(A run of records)
────────────────────

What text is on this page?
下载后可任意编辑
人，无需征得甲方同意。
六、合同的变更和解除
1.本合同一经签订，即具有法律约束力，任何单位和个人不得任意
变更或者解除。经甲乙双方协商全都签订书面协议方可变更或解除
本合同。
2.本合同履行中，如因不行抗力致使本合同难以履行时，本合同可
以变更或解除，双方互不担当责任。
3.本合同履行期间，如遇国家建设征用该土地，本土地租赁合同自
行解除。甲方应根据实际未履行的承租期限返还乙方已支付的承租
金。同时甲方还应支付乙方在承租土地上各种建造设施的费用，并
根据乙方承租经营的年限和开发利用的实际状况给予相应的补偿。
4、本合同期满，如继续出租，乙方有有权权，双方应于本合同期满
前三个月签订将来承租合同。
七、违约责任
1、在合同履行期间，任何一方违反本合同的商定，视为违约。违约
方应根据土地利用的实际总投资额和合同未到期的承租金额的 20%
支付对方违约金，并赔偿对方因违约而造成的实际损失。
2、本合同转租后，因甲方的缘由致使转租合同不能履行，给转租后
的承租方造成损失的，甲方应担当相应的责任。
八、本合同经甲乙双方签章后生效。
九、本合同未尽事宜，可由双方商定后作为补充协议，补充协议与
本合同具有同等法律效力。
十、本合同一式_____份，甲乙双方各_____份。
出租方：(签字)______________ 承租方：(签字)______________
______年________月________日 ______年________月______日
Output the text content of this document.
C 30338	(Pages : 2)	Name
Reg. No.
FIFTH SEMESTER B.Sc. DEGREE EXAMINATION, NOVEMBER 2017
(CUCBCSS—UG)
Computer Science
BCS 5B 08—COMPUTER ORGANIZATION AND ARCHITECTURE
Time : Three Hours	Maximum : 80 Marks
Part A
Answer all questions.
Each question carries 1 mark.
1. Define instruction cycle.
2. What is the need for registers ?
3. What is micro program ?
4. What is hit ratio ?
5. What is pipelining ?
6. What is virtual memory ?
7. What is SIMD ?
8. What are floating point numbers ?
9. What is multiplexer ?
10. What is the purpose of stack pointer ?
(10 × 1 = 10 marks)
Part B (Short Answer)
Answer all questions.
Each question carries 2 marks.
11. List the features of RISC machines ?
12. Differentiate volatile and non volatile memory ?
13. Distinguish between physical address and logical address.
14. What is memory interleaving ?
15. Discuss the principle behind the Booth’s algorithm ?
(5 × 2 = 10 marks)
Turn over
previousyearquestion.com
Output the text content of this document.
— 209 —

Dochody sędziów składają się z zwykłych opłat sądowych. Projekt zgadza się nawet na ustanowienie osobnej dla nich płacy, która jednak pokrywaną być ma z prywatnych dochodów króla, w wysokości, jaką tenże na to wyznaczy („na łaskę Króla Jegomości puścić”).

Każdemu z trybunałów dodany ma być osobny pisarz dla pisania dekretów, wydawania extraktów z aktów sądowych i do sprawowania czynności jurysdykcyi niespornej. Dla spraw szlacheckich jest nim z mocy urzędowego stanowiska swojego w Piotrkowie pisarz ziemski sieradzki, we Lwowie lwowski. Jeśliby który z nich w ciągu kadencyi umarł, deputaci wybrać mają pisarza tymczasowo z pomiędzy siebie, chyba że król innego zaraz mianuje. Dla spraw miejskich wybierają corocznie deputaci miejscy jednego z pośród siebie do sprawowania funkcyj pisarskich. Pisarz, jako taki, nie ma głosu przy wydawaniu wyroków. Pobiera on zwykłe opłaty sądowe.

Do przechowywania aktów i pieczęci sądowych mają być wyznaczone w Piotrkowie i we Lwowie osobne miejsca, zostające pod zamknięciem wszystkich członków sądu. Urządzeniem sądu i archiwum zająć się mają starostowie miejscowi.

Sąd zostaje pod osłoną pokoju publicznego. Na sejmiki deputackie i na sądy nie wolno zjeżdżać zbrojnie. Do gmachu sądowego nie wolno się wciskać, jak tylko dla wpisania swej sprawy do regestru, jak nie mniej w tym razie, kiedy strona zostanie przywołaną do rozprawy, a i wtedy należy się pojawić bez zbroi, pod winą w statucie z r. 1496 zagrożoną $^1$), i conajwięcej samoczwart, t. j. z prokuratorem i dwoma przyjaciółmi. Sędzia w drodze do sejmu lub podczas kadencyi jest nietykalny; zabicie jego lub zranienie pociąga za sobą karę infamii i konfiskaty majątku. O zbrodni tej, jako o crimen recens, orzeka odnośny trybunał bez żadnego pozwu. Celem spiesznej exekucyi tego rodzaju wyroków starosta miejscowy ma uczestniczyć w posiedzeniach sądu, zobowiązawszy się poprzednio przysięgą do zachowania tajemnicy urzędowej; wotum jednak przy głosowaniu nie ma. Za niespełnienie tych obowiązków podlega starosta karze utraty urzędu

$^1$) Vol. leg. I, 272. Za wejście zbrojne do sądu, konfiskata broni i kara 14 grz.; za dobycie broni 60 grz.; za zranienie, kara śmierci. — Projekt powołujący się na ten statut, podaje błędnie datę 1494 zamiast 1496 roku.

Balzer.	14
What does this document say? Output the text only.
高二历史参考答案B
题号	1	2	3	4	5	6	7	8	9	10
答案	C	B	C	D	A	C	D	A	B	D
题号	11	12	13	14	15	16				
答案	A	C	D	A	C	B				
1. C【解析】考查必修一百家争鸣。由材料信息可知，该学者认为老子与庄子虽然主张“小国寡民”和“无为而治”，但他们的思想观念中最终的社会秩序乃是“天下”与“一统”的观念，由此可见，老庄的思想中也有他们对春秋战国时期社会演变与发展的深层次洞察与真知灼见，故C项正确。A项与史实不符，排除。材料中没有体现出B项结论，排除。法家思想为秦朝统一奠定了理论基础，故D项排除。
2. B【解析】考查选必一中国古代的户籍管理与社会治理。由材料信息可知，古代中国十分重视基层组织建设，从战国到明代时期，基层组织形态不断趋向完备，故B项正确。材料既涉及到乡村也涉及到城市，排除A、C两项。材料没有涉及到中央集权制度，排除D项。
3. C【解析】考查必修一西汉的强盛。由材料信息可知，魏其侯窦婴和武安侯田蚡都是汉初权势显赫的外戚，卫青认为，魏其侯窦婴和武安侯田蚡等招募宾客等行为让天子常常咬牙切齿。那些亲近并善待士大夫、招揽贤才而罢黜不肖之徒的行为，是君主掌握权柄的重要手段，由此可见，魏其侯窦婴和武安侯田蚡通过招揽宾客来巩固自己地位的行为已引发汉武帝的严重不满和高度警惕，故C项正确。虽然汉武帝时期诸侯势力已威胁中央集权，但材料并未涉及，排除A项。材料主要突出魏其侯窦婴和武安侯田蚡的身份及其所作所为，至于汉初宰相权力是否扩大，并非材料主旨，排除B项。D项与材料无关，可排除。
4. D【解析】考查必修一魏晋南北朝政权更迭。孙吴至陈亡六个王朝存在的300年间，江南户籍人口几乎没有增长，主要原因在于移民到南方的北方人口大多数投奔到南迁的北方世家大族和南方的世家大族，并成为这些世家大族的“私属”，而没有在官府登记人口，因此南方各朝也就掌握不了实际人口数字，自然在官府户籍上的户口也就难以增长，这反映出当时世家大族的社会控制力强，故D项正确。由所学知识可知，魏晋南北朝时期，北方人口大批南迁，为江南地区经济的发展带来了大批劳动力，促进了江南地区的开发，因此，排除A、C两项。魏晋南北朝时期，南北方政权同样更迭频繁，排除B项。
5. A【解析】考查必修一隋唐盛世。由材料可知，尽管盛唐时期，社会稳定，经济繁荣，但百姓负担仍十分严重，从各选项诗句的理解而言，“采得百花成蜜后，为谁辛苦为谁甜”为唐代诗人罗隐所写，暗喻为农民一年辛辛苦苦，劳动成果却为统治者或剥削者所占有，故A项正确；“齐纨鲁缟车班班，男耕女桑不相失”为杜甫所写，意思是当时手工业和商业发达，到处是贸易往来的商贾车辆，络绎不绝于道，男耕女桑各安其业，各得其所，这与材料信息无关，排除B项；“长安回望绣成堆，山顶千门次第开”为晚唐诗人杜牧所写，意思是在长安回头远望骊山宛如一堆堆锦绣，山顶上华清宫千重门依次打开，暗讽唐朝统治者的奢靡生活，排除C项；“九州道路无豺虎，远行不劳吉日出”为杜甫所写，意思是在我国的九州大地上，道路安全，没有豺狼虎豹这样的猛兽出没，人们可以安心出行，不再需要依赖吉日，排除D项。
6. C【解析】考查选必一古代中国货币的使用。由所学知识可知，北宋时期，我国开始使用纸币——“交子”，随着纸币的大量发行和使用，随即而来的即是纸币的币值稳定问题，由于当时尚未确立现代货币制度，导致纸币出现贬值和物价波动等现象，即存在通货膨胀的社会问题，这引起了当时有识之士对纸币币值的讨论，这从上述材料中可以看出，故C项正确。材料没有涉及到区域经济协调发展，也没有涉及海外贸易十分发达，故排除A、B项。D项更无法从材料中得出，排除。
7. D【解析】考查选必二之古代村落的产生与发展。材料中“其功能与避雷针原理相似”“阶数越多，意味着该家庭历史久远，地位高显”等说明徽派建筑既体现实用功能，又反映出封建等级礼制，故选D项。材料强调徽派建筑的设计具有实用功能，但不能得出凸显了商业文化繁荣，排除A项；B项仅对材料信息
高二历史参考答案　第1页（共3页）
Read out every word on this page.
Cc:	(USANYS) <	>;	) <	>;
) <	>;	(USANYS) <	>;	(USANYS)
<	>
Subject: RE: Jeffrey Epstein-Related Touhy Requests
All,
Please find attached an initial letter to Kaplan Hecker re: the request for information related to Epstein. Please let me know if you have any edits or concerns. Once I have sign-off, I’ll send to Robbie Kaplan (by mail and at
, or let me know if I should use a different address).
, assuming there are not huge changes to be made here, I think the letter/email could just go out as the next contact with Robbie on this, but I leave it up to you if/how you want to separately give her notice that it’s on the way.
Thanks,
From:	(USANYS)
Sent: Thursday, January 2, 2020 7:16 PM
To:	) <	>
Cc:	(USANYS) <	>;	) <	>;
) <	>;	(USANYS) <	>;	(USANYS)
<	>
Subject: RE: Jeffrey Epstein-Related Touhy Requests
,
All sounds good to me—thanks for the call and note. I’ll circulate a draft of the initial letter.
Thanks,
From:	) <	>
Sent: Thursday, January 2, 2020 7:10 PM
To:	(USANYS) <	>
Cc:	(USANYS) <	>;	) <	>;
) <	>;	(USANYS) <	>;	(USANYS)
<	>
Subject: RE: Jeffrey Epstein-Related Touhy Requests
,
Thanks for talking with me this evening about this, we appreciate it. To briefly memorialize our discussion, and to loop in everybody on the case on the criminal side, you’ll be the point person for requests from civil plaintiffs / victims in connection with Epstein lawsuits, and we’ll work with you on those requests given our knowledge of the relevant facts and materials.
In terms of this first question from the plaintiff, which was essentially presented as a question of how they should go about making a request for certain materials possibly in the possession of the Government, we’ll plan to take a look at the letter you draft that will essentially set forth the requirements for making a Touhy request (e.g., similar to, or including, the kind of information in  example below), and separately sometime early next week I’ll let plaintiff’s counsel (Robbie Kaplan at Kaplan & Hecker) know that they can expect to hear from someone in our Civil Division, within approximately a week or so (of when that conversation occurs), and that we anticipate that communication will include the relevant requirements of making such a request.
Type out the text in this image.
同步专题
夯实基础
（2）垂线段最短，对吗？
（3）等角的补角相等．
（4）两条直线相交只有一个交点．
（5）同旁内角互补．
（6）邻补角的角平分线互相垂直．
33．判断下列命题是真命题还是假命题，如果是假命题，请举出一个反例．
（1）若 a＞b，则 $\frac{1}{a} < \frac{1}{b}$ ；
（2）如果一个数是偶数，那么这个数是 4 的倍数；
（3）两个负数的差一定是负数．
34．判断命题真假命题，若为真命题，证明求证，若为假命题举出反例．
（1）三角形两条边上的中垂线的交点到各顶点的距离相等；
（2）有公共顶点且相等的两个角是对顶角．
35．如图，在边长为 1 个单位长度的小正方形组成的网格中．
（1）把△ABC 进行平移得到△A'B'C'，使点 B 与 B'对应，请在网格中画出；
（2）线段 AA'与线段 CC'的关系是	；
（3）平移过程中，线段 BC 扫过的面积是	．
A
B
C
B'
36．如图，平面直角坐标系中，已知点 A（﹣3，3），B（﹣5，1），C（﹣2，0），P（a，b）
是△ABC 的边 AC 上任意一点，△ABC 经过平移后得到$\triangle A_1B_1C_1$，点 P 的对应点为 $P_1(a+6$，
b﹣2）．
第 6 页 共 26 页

────────────────────

*Stated task*. Where a line in the material above holds "wyroków", copy that line.

*Right answer*.
Każdemu z trybunałów dodany ma być osobny pisarz dla pisania dekretów, wydawania extraktów z aktów sądowych i do sprawowania czynności jurysdykcyi niespornej. Dla spraw szlacheckich jest nim z mocy urzędowego stanowiska swojego w Piotrkowie pisarz ziemski sieradzki, we Lwowie lwowski. Jeśliby który z nich w ciągu kadencyi umarł, deputaci wybrać mają pisarza tymczasowo z pomiędzy siebie, chyba że król innego zaraz mianuje. Dla spraw miejskich wybierają corocznie deputaci miejscy jednego z pośród siebie do sprawowania funkcyj pisarskich. Pisarz, jako taki, nie ma głosu przy wydawaniu wyroków. Pobiera on zwykłe opłaty sądowe.
Sąd zostaje pod osłoną pokoju publicznego. Na sejmiki deputackie i na sądy nie wolno zjeżdżać zbrojnie. Do gmachu sądowego nie wolno się wciskać, jak tylko dla wpisania swej sprawy do regestru, jak nie mniej w tym razie, kiedy strona zostanie przywołaną do rozprawy, a i wtedy należy się pojawić bez zbroi, pod winą w statucie z r. 1496 zagrożoną $^1$), i conajwięcej samoczwart, t. j. z prokuratorem i dwoma przyjaciółmi. Sędzia w drodze do sejmu lub podczas kadencyi jest nietykalny; zabicie jego lub zranienie pociąga za sobą karę infamii i konfiskaty majątku. O zbrodni tej, jako o crimen recens, orzeka odnośny trybunał bez żadnego pozwu. Celem spiesznej exekucyi tego rodzaju wyroków starosta miejscowy ma uczestniczyć w posiedzeniach sądu, zobowiązawszy się poprzednio przysięgą do zachowania tajemnicy urzędowej; wotum jednak przy głosowaniu nie ma. Za niespełnienie tych obowiązków podlega starosta karze utraty urzędu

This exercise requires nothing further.